PROMPT:
Below are some entries. Copy each line that holds the string "изменениями".

MATERIAL SUPPLIED:
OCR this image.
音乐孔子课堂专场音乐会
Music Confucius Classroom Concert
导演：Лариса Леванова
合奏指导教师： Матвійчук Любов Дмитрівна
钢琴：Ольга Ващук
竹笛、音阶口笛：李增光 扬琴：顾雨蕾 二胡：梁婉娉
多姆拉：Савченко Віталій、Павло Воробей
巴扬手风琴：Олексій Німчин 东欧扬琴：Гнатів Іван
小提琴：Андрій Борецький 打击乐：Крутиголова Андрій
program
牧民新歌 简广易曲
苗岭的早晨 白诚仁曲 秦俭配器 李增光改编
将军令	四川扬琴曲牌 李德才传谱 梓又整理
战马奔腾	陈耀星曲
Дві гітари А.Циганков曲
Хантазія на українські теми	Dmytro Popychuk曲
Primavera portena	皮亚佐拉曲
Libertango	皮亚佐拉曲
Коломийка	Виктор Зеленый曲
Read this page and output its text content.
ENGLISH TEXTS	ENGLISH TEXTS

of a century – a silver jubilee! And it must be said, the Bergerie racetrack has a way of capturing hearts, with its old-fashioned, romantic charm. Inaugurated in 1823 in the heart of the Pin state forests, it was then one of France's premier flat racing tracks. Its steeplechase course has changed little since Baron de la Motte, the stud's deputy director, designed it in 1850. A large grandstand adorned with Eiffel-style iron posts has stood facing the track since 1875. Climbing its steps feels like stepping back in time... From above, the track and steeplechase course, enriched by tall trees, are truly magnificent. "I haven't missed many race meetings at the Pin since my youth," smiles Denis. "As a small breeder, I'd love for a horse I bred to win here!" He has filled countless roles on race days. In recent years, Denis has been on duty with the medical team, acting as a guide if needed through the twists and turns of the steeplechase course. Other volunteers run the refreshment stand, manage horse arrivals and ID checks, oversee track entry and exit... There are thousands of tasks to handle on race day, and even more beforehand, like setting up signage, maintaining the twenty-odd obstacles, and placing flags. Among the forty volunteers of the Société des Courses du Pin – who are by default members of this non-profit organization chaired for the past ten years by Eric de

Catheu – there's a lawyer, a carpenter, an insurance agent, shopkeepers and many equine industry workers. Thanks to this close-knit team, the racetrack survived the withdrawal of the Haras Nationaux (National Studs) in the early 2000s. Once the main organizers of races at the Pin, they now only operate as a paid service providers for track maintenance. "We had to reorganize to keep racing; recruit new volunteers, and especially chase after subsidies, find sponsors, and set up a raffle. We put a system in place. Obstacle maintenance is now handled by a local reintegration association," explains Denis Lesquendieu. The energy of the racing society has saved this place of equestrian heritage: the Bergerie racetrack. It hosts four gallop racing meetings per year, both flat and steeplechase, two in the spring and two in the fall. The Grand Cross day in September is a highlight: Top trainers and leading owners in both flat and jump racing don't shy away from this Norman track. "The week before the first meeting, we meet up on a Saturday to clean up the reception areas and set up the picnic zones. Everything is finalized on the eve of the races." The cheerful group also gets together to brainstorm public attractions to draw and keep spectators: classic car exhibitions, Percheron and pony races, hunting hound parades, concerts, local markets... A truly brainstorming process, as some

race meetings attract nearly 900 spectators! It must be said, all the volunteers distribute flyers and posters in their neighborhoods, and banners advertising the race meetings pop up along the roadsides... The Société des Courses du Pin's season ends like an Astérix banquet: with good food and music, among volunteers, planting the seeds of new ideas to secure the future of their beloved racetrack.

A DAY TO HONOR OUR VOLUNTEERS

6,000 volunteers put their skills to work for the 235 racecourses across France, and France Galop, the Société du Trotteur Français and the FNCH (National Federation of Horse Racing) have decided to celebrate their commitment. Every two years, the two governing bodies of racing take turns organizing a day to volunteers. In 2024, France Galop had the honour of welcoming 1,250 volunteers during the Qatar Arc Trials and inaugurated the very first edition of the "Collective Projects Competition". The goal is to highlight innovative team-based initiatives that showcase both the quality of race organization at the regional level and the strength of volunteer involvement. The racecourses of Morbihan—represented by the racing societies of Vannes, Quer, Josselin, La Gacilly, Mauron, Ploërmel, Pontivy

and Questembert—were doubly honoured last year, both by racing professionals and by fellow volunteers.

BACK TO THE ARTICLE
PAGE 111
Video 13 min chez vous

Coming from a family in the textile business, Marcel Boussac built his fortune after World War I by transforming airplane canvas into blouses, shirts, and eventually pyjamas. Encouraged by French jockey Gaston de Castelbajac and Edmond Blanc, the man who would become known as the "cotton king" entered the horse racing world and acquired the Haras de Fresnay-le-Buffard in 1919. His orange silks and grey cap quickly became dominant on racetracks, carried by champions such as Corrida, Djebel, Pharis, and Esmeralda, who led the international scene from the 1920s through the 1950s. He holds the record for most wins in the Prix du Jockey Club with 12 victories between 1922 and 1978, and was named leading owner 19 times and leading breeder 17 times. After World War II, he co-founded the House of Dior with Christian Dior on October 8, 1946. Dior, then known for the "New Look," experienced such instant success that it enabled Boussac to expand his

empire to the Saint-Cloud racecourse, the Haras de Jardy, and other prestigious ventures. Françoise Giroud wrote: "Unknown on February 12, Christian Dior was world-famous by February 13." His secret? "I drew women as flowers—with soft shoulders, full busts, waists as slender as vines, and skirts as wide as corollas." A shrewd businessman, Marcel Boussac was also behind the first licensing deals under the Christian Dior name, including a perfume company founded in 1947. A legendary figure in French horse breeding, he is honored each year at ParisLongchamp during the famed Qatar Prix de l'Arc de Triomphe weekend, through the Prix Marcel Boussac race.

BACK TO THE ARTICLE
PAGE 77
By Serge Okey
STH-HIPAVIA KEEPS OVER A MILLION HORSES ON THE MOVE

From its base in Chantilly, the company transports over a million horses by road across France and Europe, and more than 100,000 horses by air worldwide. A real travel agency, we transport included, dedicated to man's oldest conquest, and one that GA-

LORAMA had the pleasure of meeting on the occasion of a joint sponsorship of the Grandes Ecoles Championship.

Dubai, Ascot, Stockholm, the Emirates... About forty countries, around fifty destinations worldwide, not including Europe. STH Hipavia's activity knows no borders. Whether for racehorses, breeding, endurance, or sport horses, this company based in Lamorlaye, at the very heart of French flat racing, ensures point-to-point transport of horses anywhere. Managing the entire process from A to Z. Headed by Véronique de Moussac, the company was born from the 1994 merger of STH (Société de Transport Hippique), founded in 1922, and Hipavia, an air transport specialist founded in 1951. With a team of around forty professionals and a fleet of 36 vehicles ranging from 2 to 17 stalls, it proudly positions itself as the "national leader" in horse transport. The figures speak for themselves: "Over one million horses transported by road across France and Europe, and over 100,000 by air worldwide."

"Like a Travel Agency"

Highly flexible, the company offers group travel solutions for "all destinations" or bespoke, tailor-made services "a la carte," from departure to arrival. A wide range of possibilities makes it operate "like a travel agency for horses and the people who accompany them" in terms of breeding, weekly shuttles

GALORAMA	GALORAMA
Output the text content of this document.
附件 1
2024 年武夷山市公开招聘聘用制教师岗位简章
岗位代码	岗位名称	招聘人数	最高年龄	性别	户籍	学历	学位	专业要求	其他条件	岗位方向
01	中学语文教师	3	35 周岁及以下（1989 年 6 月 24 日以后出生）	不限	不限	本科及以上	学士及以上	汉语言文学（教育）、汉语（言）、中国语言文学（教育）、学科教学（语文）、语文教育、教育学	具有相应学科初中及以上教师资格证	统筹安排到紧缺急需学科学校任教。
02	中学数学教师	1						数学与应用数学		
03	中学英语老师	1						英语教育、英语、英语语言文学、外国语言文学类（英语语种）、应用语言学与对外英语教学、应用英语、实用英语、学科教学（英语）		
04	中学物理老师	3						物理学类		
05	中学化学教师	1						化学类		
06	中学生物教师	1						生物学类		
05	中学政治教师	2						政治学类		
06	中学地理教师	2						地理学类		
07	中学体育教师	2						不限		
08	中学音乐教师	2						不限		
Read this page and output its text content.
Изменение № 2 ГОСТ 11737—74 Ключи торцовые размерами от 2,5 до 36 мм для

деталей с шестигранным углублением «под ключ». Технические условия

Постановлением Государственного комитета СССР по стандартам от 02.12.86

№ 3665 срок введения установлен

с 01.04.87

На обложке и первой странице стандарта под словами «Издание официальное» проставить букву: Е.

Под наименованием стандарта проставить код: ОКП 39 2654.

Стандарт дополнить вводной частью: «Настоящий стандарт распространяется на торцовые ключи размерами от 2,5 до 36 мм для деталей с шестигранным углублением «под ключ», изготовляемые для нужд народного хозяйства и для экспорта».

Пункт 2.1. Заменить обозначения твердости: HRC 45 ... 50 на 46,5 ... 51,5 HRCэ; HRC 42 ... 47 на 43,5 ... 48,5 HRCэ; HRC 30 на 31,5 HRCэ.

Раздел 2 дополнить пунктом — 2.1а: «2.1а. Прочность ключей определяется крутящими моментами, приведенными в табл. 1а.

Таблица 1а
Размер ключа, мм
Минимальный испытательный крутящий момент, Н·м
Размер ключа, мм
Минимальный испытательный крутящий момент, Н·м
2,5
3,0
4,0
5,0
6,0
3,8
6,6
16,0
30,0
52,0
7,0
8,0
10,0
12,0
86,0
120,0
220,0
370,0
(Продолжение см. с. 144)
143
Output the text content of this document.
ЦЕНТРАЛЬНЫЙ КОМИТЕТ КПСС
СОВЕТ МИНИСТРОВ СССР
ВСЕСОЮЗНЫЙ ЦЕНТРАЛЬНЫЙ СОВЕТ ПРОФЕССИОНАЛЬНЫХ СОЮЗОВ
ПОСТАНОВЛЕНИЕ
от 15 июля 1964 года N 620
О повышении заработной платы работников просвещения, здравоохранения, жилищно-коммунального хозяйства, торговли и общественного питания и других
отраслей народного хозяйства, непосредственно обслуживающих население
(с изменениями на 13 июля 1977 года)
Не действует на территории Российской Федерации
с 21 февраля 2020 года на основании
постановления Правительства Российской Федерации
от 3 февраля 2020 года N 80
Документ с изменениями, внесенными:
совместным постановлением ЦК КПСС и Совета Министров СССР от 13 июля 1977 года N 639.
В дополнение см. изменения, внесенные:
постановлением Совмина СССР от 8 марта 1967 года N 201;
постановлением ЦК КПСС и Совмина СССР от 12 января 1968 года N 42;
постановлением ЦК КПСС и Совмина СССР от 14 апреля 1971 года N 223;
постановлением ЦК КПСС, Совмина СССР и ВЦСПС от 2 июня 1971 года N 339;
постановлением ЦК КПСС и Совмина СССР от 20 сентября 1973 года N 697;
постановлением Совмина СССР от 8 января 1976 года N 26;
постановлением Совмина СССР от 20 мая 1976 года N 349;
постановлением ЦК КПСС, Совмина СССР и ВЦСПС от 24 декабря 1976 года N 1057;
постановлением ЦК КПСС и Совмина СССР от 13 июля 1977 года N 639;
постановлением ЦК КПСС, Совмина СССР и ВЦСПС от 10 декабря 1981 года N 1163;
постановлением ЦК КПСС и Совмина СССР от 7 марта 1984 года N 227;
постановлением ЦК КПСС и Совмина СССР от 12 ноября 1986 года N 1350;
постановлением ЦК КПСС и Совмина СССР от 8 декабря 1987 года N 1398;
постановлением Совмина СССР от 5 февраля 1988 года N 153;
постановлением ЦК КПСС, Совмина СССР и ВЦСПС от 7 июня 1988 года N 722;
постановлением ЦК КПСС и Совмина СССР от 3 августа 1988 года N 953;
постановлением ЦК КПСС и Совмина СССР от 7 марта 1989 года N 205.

FULL OUTPUT:
(с изменениями на 13 июля 1977 года)
Документ с изменениями, внесенными:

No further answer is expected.